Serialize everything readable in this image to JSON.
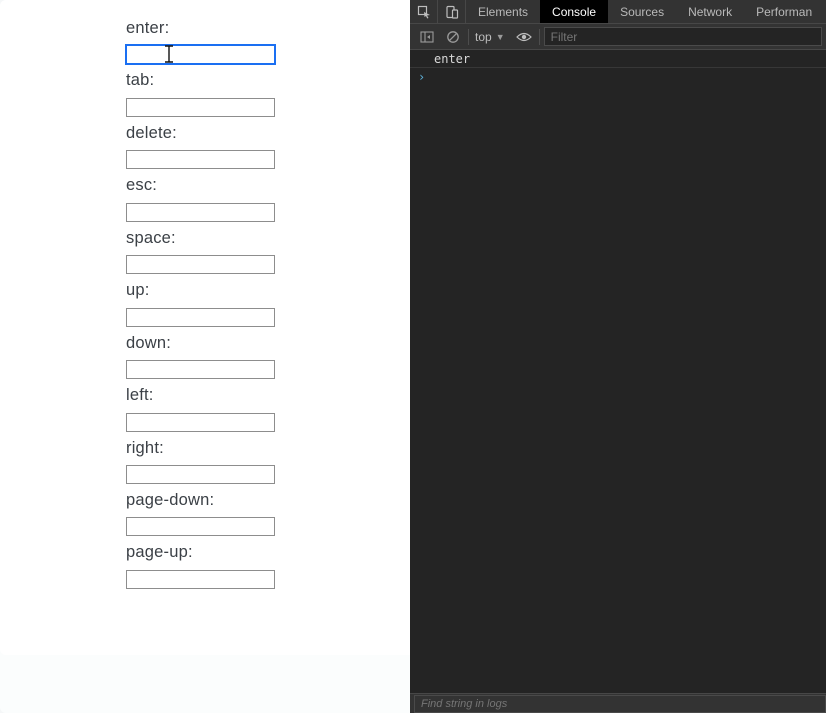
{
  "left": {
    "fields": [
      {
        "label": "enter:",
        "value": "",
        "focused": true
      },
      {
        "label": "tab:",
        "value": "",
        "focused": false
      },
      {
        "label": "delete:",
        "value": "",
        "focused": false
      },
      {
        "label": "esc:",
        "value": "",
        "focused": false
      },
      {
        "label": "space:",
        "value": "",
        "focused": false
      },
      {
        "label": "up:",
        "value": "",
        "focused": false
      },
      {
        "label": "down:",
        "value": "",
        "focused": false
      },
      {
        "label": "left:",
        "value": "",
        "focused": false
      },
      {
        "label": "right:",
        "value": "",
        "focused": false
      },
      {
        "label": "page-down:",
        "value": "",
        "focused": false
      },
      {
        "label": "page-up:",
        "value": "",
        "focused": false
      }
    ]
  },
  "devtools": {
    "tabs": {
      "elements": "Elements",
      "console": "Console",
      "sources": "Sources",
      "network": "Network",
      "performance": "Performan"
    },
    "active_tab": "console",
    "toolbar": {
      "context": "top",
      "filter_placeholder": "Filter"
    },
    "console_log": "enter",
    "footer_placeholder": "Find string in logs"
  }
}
++++
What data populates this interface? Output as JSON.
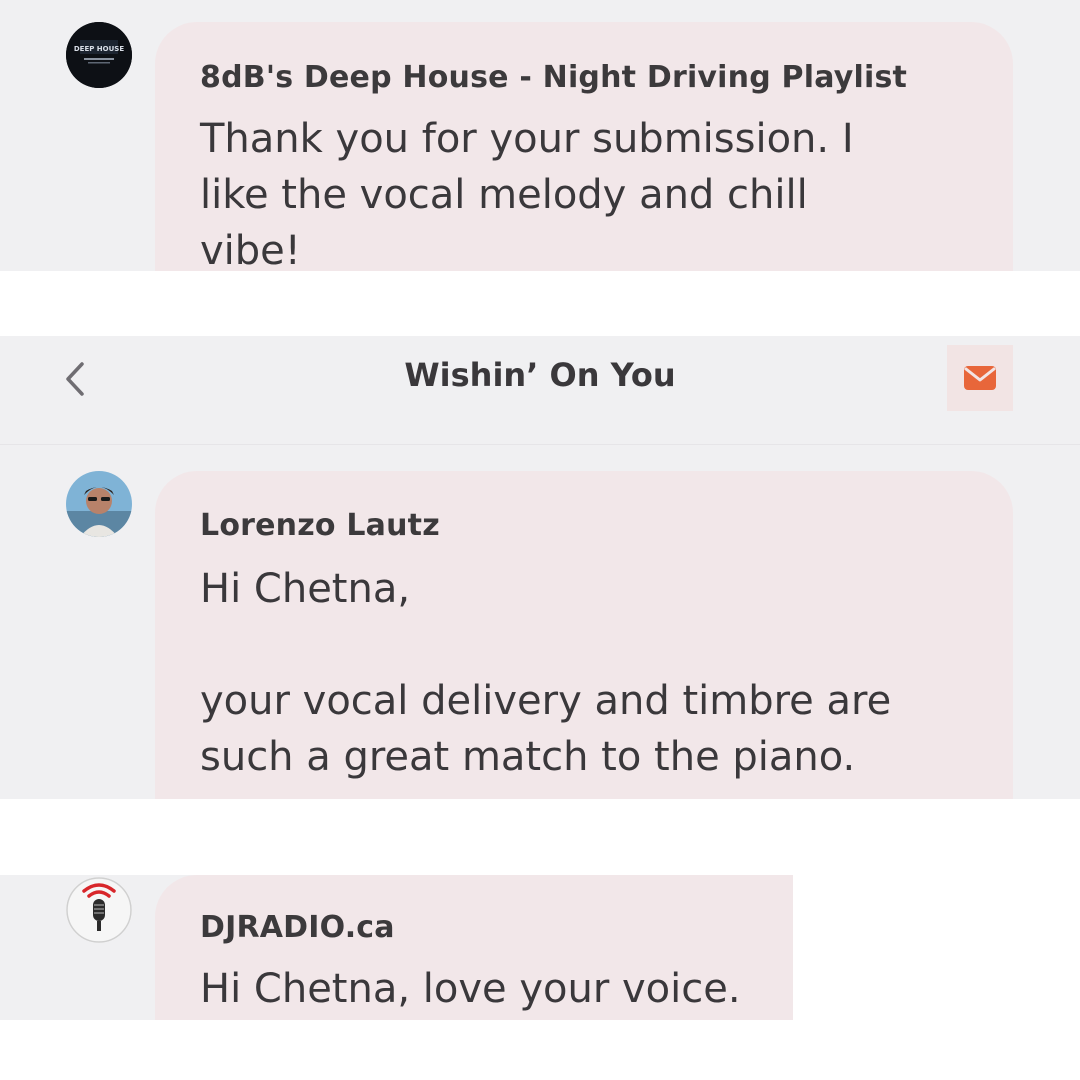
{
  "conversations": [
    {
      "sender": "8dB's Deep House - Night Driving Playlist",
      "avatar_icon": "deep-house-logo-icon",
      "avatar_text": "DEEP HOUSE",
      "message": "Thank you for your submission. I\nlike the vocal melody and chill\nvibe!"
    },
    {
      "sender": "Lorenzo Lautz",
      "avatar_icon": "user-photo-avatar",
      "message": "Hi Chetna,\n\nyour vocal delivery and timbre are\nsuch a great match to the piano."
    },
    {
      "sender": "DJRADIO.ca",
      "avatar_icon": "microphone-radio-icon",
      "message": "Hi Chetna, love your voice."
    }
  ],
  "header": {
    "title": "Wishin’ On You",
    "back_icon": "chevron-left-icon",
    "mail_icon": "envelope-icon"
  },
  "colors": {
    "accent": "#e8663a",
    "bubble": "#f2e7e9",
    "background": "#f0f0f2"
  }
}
++++
• [Requirements]
Give the number of lines in the entries that include the string "JSON", and nothing more.

• [Result]
2